=== Exercise objective ===
Turn the data from the line with "legend-label: Kerry <box>720" to the line with "legend-item-limerick: Limerick <box>696", both included, into a numbered list, leaving out any blank lines.

=== Data excerpts ===
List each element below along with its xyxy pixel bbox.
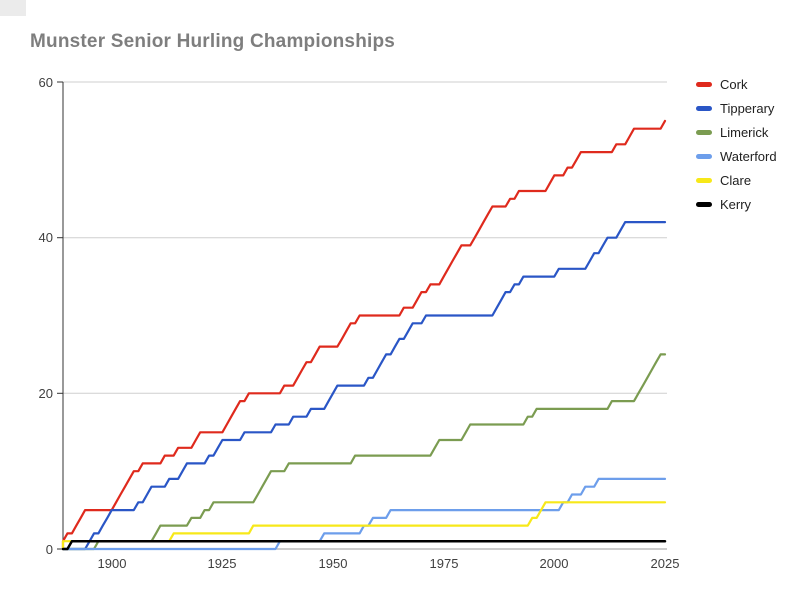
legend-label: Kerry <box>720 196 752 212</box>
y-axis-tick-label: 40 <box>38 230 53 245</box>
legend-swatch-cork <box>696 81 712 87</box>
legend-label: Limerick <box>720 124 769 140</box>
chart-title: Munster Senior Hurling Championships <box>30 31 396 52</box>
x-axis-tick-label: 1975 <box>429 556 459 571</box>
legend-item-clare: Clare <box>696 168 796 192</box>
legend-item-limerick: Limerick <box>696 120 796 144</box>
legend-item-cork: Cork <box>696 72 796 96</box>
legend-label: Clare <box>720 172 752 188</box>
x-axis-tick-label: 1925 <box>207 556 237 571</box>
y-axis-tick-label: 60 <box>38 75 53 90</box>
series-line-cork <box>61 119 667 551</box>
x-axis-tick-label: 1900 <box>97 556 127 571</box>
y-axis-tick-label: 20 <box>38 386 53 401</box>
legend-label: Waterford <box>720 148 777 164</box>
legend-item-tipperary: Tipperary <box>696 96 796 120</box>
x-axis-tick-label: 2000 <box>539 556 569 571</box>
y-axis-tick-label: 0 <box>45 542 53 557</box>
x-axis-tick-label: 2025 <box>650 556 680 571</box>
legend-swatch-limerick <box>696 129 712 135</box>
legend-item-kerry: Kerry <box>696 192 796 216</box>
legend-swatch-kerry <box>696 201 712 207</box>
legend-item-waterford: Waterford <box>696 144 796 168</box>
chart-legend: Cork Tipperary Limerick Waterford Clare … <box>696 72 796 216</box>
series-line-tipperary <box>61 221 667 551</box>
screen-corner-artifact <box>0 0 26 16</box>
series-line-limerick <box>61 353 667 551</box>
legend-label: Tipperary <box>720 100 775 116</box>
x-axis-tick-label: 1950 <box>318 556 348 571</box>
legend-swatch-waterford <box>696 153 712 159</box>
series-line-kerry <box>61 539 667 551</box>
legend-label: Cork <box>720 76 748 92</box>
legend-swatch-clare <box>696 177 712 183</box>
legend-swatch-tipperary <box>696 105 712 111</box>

--

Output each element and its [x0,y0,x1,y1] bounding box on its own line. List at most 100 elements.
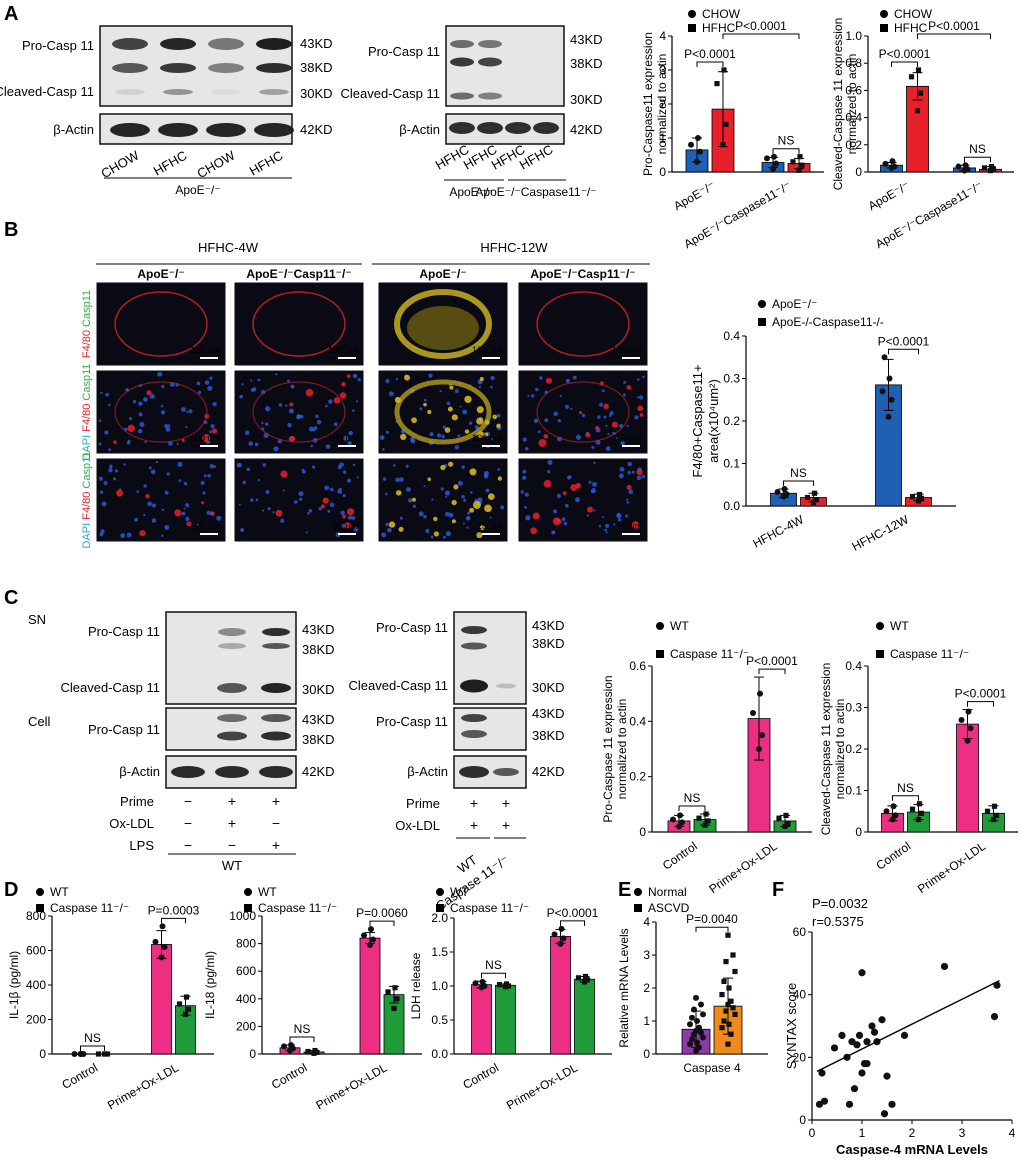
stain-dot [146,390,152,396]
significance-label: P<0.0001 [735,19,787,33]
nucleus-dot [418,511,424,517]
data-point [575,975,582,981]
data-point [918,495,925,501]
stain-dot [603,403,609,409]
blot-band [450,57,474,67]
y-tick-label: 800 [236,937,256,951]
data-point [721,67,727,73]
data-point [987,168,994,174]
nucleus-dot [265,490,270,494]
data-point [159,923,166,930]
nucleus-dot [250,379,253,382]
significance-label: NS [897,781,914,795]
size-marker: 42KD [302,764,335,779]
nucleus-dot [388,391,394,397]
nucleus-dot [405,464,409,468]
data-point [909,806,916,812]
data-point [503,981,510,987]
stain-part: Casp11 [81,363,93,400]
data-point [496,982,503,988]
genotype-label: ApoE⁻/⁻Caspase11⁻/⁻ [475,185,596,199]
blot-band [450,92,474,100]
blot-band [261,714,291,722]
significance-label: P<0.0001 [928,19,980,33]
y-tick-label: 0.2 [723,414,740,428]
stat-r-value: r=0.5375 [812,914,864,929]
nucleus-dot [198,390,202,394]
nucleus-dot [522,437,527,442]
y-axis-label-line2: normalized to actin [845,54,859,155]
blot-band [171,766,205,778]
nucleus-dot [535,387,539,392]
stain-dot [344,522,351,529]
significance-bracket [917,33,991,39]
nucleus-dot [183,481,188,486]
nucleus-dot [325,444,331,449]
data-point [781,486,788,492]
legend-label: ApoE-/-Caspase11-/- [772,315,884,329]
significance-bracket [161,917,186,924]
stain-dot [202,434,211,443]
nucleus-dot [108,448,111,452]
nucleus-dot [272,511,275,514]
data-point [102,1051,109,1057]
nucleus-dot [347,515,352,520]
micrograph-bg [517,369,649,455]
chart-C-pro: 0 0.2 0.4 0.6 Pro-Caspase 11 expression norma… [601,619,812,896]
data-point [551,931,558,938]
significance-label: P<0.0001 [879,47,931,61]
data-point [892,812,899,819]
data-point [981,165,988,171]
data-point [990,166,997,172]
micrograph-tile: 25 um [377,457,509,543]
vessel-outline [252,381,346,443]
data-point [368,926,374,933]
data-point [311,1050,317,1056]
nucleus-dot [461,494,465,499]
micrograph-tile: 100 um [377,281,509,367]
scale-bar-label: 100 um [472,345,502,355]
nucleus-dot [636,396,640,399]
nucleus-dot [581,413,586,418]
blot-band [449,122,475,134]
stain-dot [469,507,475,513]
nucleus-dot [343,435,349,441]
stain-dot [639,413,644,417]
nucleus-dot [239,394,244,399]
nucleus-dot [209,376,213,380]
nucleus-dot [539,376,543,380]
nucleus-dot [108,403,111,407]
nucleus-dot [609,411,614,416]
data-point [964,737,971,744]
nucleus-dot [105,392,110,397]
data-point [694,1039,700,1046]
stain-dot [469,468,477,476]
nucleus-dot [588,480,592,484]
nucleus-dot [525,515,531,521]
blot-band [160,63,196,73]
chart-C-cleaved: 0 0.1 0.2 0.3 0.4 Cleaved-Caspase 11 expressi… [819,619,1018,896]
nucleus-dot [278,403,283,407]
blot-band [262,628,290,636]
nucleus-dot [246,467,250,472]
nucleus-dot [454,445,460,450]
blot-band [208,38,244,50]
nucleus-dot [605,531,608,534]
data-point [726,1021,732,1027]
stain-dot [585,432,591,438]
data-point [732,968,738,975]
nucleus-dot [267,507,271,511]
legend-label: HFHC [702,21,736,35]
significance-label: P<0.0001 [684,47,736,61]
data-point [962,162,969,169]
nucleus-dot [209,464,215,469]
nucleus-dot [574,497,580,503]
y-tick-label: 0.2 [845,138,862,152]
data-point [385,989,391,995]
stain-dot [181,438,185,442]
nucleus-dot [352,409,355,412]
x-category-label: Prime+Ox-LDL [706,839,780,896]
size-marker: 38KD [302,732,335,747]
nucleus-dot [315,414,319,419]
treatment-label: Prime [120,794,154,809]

=== Response to the task ===
1. legend-label: Kerry <box>720 196 752 212</box>
2. y-axis-tick-label: 40 <box>38 230 53 245</box>
3. legend-swatch-cork <box>696 81 712 87</box>
4. legend-label: Limerick <box>720 124 769 140</box>
5. chart-title: Munster Senior Hurling Championships <box>30 31 396 52</box>
6. x-axis-tick-label: 1975 <box>429 556 459 571</box>
7. legend-item-clare: Clare <box>696 168 796 192</box>
8. legend-item-limerick: Limerick <box>696 120 796 144</box>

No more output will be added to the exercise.